* _AIM A_:
Rewrite the stretch of the layout coordinate data listing from the line containing "console-vertical-scrollbar[interactable] [691, 76, 708, 460]" through the line containing "macro-button[interactable]: Macro [411, 51, 480, 71]", changing "halt" to "pause" and leaving everything else as it is. Return only those lines.

* _DOCUMENT EXTRACT_:
-----

Positions in Fresh Del Monte Produce (FDP) were increased for many accounts.  The company continues to report good results and the balance sheet has strengthened.  The price has declined slightly along with earnings estimates in recent months.  FDP now sells for 6.6X estimated earnings for 2004.

Positions in Stillwater Mining Co. (SWC) were reduced.  The price of the stock has risen considerably since the purchase date, while earnings estimates have remained about the same.  Platinum prices continued to rise during the fourth quarter while palladium prices have remained flat.

Sirius Satellite Radio (SIRI) added over 100,000 subscribers during the fourth quarter of 2003 to end the year at 261,061 subscribers.  The price of the stock rose recently after favorable comments by analysts regarding holiday sales of satellite radios.  Analysts expect SIRI to add 700,000 to 800,000 subscribers during 2004.  Kit Spring , an analyst with Stifel Nicolaus & Co., expects SIRI and its competitor, XM Satellite Radio, to share 25 million subscribers by the end of the decade.

-----

* _AIM B_:
Write out the stretch of the portfolio commentary from "Positions in Stillwater" through "have remained flat." word for word.

* _Layout coordinate data_:

-----

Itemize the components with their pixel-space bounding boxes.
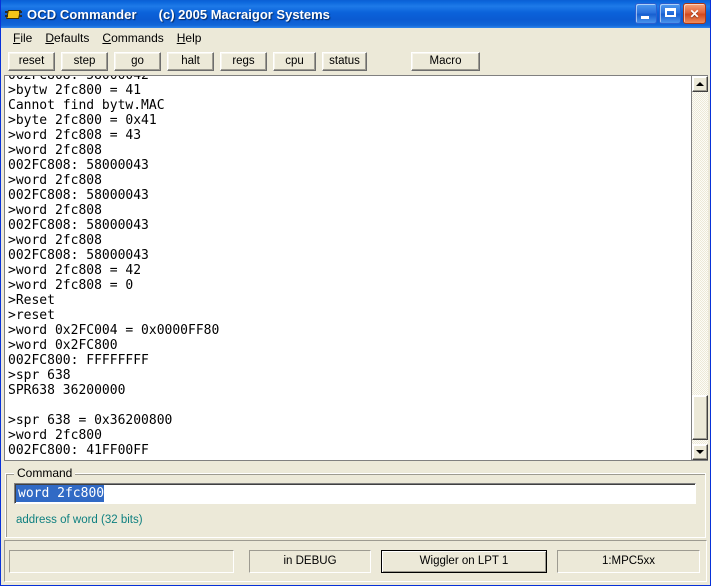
console-vertical-scrollbar[interactable] [691, 76, 708, 460]
console-line: >bytw 2fc800 = 41 [8, 83, 142, 98]
title-bar: OCD Commander (c) 2005 Macraigor Systems… [1, 0, 710, 28]
command-group-label: Command [14, 466, 76, 480]
status-bar: in DEBUG Wiggler on LPT 1 1:MPC5xx [4, 540, 707, 582]
halt-button[interactable]: halt [167, 51, 214, 71]
console-line: >spr 638 = 0x36200800 [8, 413, 173, 428]
macro-button[interactable]: Macro [411, 51, 480, 71]
console-line: >Reset [8, 293, 55, 308]
command-group: Command word 2fc800 address of word (32 … [5, 466, 706, 538]
menu-item-commands-rest: ommands [111, 31, 164, 45]
console-line: >spr 638 [8, 368, 71, 383]
menu-item-help-rest: elp [185, 31, 202, 45]
close-button[interactable]: ✕ [683, 3, 706, 24]
console-line: >byte 2fc800 = 0x41 [8, 113, 157, 128]
console-output-panel: 002FC808: 58000042>bytw 2fc800 = 41Canno… [4, 75, 708, 461]
menu-bar: File Defaults Commands Help [1, 28, 710, 48]
scroll-up-icon[interactable] [692, 76, 708, 92]
status-panel-message [9, 549, 234, 573]
menu-item-file-rest: ile [20, 31, 33, 45]
window-title: OCD Commander [27, 6, 137, 22]
console-line: 002FC808: 58000043 [8, 158, 149, 173]
status-button[interactable]: status [322, 51, 367, 71]
chip-icon [5, 6, 22, 23]
command-input[interactable]: word 2fc800 [14, 483, 696, 504]
scrollbar-thumb[interactable] [692, 394, 708, 441]
window-controls: ✕ [635, 3, 706, 24]
console-line: >word 2fc808 = 0 [8, 278, 134, 293]
scroll-down-icon[interactable] [692, 444, 708, 460]
console-line: 002FC808: 58000043 [8, 188, 149, 203]
console-line: 002FC800: FFFFFFFF [8, 353, 149, 368]
console-line: SPR638 36200000 [8, 383, 126, 398]
console-line: >word 2fc808 [8, 233, 102, 248]
console-line-list: 002FC808: 58000042>bytw 2fc800 = 41Canno… [8, 76, 219, 458]
cpu-button[interactable]: cpu [273, 51, 316, 71]
application-window: OCD Commander (c) 2005 Macraigor Systems… [0, 0, 711, 586]
command-input-value: word 2fc800 [16, 485, 105, 502]
reset-button[interactable]: reset [8, 51, 55, 71]
console-line: >word 2fc808 [8, 173, 102, 188]
menu-item-file[interactable]: File [7, 29, 39, 47]
menu-item-help[interactable]: Help [171, 29, 209, 47]
status-panel-mode: in DEBUG [249, 549, 371, 573]
console-line: >word 2fc808 = 43 [8, 128, 142, 143]
console-line: 002FC808: 58000043 [8, 248, 149, 263]
go-button[interactable]: go [114, 51, 161, 71]
console-line: >word 2fc808 = 42 [8, 263, 142, 278]
menu-item-defaults-rest: efaults [54, 31, 90, 45]
toolbar: reset step go halt regs cpu status Macro [1, 48, 710, 74]
maximize-button[interactable] [659, 3, 681, 24]
status-panel-probe[interactable]: Wiggler on LPT 1 [381, 549, 547, 573]
console-line: 002FC808: 58000043 [8, 218, 149, 233]
status-panel-target: 1:MPC5xx [557, 549, 700, 573]
console-line: Cannot find bytw.MAC [8, 98, 165, 113]
console-line: 002FC808: 58000042 [8, 76, 219, 83]
console-line: >word 2fc808 [8, 203, 102, 218]
menu-item-commands[interactable]: Commands [96, 29, 170, 47]
scrollbar-track[interactable] [692, 92, 708, 444]
window-copyright: (c) 2005 Macraigor Systems [158, 6, 330, 22]
console-line: >word 0x2FC800 [8, 338, 118, 353]
step-button[interactable]: step [61, 51, 108, 71]
menu-item-defaults[interactable]: Defaults [39, 29, 96, 47]
console-output[interactable]: 002FC808: 58000042>bytw 2fc800 = 41Canno… [5, 76, 691, 460]
regs-button[interactable]: regs [220, 51, 267, 71]
console-line: >word 2fc800 [8, 428, 102, 443]
minimize-button[interactable] [635, 3, 657, 24]
console-line: >reset [8, 308, 55, 323]
console-line: 002FC800: 41FF00FF [8, 443, 149, 458]
console-line: >word 0x2FC004 = 0x0000FF80 [8, 323, 220, 338]
command-hint-text: address of word (32 bits) [16, 514, 143, 526]
console-line: >word 2fc808 [8, 143, 102, 158]
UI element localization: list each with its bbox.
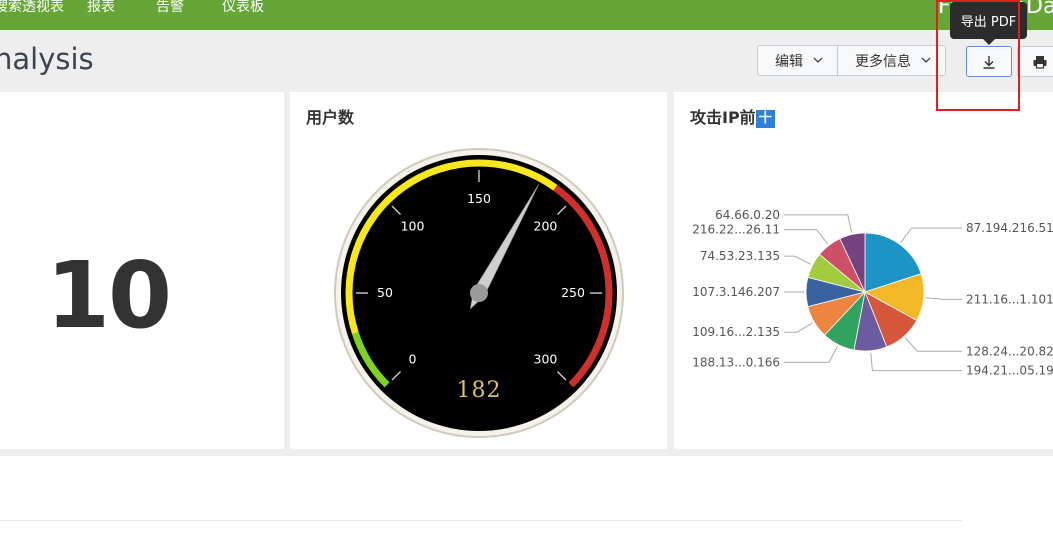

-----

* _SOLUTION A_:
console-vertical-scrollbar[interactable] [691, 76, 708, 460]
console-line: >bytw 2fc800 = 41 [8, 83, 142, 98]
title-bar: OCD Commander (c) 2005 Macraigor Systems… [1, 0, 710, 28]
command-group-label: Command [14, 466, 76, 480]
status-bar: in DEBUG Wiggler on LPT 1 1:MPC5xx [4, 540, 707, 582]
pause-button[interactable]: pause [167, 51, 214, 71]
console-line: >spr 638 = 0x36200800 [8, 413, 173, 428]
macro-button[interactable]: Macro [411, 51, 480, 71]

* _SOLUTION B_:
Positions in Stillwater Mining Co. (SWC) were reduced.  The price of the stock has risen considerably since the purchase date, while earnings estimates have remained about the same.  Platinum prices continued to rise during the fourth quarter while palladium prices have remained flat.